*What is asked:*
Print the entries from the start through the line containing "legend-swatch-born-abroad (953, 154, 987, 169)", keeping each line the same, with both ends included.

[Box annotation data]
★ ★ ★ ★ ★

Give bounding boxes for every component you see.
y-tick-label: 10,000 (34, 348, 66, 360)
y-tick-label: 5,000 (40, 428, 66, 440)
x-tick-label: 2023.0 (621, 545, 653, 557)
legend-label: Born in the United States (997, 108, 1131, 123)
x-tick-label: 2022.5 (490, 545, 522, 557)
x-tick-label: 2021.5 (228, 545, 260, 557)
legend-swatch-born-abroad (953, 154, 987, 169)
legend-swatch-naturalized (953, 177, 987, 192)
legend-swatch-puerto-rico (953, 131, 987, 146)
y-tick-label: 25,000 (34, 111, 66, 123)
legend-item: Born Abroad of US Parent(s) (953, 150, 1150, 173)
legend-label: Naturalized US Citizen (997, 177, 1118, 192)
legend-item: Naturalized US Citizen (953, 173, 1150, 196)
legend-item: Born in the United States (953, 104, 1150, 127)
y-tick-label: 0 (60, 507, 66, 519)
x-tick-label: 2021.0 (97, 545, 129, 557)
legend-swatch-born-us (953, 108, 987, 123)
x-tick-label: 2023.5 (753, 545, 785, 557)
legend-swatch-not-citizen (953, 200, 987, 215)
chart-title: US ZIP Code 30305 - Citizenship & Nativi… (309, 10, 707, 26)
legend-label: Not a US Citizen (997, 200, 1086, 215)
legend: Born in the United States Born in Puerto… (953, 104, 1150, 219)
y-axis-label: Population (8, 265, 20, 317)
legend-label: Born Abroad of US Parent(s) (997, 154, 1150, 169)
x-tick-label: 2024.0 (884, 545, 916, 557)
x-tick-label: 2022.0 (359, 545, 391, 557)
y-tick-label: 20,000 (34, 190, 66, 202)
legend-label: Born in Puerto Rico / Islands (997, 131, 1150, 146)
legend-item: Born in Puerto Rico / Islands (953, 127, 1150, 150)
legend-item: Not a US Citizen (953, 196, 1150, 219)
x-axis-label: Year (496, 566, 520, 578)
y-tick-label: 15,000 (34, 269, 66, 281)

★ ★ ★ ★ ★

*Output:*
Give bounding boxes for every component you see.
y-tick-label: 10,000 (34, 348, 66, 360)
y-tick-label: 5,000 (40, 428, 66, 440)
x-tick-label: 2023.0 (621, 545, 653, 557)
legend-label: Born in the United States (997, 108, 1131, 123)
x-tick-label: 2022.5 (490, 545, 522, 557)
x-tick-label: 2021.5 (228, 545, 260, 557)
legend-swatch-born-abroad (953, 154, 987, 169)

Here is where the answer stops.